- **Request**
Write out the material exactly. Do not include the pictures.
═══
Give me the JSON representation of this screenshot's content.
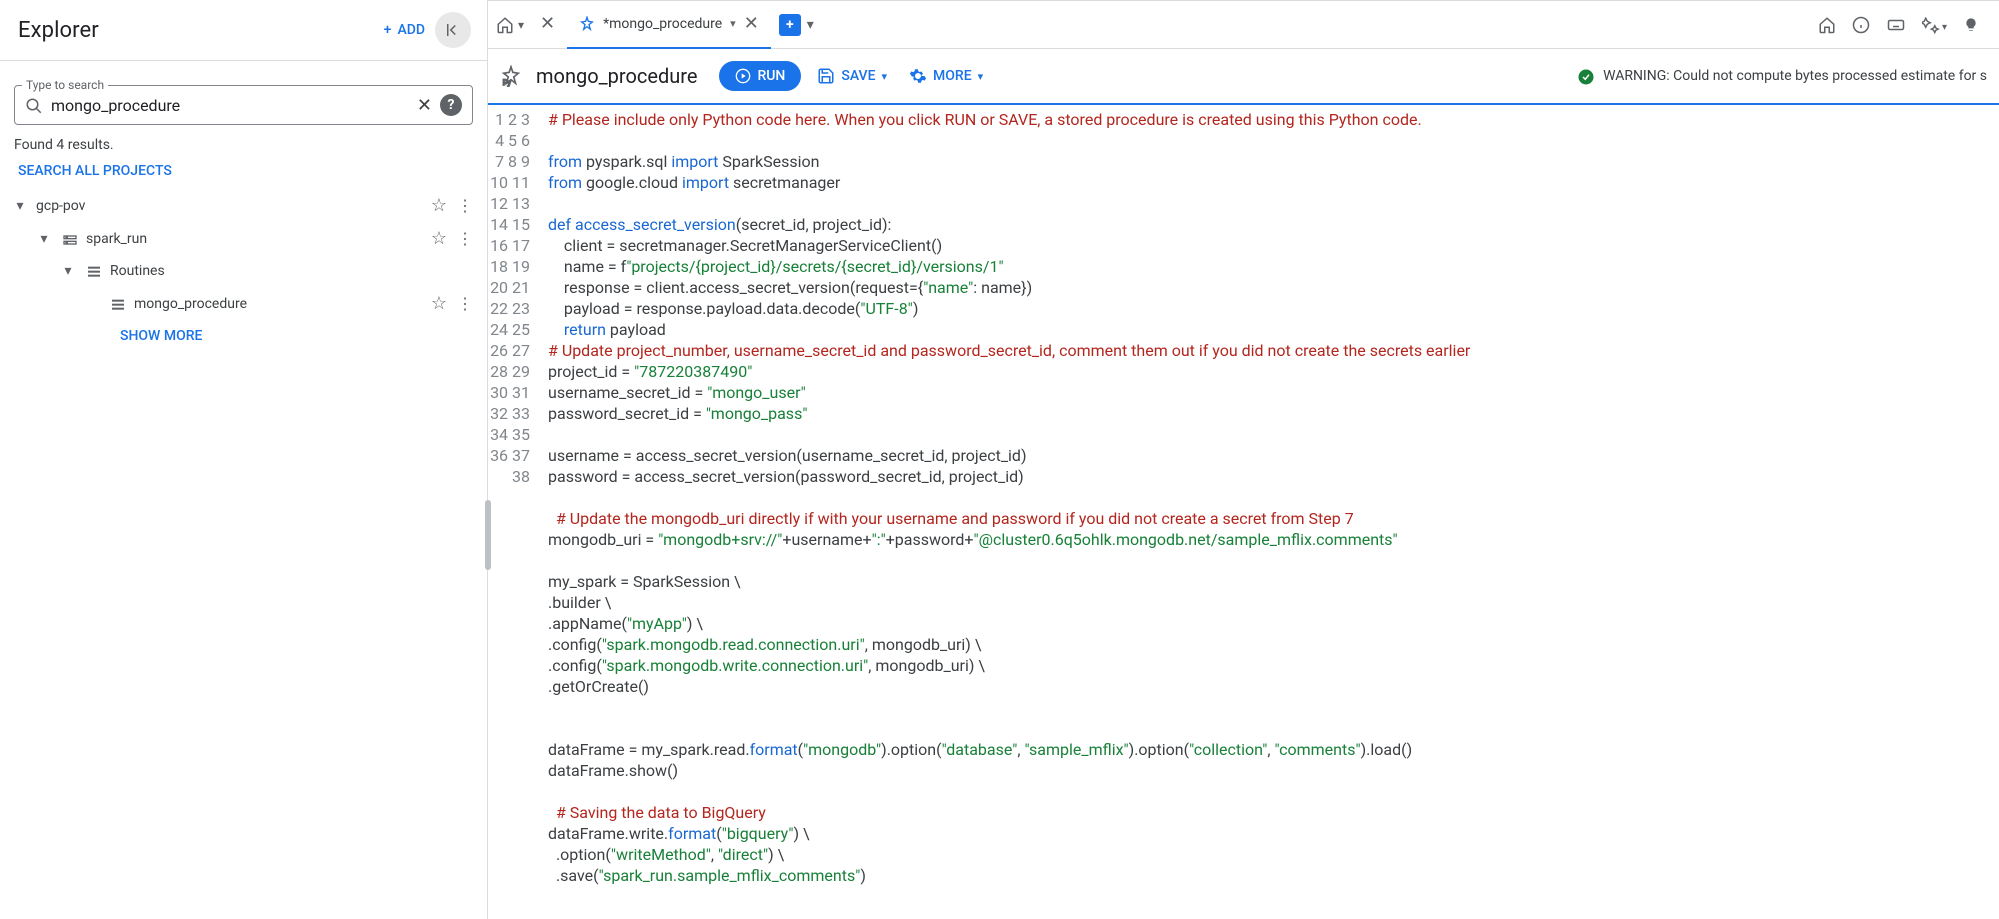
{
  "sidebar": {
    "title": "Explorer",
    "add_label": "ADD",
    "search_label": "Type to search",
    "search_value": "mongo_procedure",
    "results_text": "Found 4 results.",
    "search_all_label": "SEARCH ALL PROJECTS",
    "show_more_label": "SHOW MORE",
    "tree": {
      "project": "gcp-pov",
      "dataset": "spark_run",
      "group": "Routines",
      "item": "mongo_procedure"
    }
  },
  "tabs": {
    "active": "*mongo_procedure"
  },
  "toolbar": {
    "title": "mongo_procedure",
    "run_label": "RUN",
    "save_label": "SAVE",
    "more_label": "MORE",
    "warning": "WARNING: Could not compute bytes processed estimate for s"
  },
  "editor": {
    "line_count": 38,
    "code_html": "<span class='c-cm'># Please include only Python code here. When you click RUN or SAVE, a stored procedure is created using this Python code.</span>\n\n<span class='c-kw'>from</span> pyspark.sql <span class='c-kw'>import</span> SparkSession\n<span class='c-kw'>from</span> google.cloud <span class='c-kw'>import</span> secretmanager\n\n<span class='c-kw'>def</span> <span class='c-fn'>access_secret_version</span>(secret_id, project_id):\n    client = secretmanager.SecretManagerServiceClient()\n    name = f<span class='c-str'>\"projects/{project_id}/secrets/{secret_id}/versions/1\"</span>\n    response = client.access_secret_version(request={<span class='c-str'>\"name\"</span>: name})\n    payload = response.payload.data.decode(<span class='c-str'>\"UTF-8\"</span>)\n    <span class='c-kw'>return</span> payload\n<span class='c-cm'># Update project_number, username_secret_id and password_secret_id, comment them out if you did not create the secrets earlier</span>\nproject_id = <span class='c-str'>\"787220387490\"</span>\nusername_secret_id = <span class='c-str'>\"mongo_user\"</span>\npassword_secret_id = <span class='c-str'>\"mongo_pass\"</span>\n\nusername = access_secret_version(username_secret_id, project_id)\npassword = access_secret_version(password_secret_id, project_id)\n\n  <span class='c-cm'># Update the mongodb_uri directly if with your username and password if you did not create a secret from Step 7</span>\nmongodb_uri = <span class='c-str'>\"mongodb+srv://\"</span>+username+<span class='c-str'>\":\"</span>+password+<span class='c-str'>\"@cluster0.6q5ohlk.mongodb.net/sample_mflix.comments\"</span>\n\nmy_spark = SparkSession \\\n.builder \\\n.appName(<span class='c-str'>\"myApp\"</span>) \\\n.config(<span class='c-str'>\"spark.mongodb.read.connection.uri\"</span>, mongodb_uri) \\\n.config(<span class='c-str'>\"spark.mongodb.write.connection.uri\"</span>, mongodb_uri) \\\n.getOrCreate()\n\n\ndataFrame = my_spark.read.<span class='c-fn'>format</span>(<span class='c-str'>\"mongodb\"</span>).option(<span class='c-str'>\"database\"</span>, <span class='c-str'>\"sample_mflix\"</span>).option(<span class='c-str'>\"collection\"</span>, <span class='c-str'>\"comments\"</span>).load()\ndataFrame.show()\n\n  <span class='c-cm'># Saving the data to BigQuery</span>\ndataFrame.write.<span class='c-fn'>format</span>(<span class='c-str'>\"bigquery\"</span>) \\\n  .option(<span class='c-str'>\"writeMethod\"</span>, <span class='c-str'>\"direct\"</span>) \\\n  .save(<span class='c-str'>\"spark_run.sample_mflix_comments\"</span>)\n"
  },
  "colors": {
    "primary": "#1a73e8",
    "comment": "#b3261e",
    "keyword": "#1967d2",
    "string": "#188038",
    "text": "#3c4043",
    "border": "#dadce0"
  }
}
═══
- **Task output**
Give me the JSON representation of this screenshot's content.
{
  "sidebar": {
    "title": "Explorer",
    "add_label": "ADD",
    "search_label": "Type to search",
    "search_value": "mongo_procedure",
    "results_text": "Found 4 results.",
    "search_all_label": "SEARCH ALL PROJECTS",
    "show_more_label": "SHOW MORE",
    "tree": {
      "project": "gcp-pov",
      "dataset": "spark_run",
      "group": "Routines",
      "item": "mongo_procedure"
    }
  },
  "tabs": {
    "active": "*mongo_procedure"
  },
  "toolbar": {
    "title": "mongo_procedure",
    "run_label": "RUN",
    "save_label": "SAVE",
    "more_label": "MORE",
    "warning": "WARNING: Could not compute bytes processed estimate for s"
  },
  "editor": {
    "line_count": 38,
    "code_html": "<span class='c-cm'># Please include only Python code here. When you click RUN or SAVE, a stored procedure is created using this Python code.</span>\n\n<span class='c-kw'>from</span> pyspark.sql <span class='c-kw'>import</span> SparkSession\n<span class='c-kw'>from</span> google.cloud <span class='c-kw'>import</span> secretmanager\n\n<span class='c-kw'>def</span> <span class='c-fn'>access_secret_version</span>(secret_id, project_id):\n    client = secretmanager.SecretManagerServiceClient()\n    name = f<span class='c-str'>\"projects/{project_id}/secrets/{secret_id}/versions/1\"</span>\n    response = client.access_secret_version(request={<span class='c-str'>\"name\"</span>: name})\n    payload = response.payload.data.decode(<span class='c-str'>\"UTF-8\"</span>)\n    <span class='c-kw'>return</span> payload\n<span class='c-cm'># Update project_number, username_secret_id and password_secret_id, comment them out if you did not create the secrets earlier</span>\nproject_id = <span class='c-str'>\"787220387490\"</span>\nusername_secret_id = <span class='c-str'>\"mongo_user\"</span>\npassword_secret_id = <span class='c-str'>\"mongo_pass\"</span>\n\nusername = access_secret_version(username_secret_id, project_id)\npassword = access_secret_version(password_secret_id, project_id)\n\n  <span class='c-cm'># Update the mongodb_uri directly if with your username and password if you did not create a secret from Step 7</span>\nmongodb_uri = <span class='c-str'>\"mongodb+srv://\"</span>+username+<span class='c-str'>\":\"</span>+password+<span class='c-str'>\"@cluster0.6q5ohlk.mongodb.net/sample_mflix.comments\"</span>\n\nmy_spark = SparkSession \\\n.builder \\\n.appName(<span class='c-str'>\"myApp\"</span>) \\\n.config(<span class='c-str'>\"spark.mongodb.read.connection.uri\"</span>, mongodb_uri) \\\n.config(<span class='c-str'>\"spark.mongodb.write.connection.uri\"</span>, mongodb_uri) \\\n.getOrCreate()\n\n\ndataFrame = my_spark.read.<span class='c-fn'>format</span>(<span class='c-str'>\"mongodb\"</span>).option(<span class='c-str'>\"database\"</span>, <span class='c-str'>\"sample_mflix\"</span>).option(<span class='c-str'>\"collection\"</span>, <span class='c-str'>\"comments\"</span>).load()\ndataFrame.show()\n\n  <span class='c-cm'># Saving the data to BigQuery</span>\ndataFrame.write.<span class='c-fn'>format</span>(<span class='c-str'>\"bigquery\"</span>) \\\n  .option(<span class='c-str'>\"writeMethod\"</span>, <span class='c-str'>\"direct\"</span>) \\\n  .save(<span class='c-str'>\"spark_run.sample_mflix_comments\"</span>)\n"
  },
  "colors": {
    "primary": "#1a73e8",
    "comment": "#b3261e",
    "keyword": "#1967d2",
    "string": "#188038",
    "text": "#3c4043",
    "border": "#dadce0"
  }
}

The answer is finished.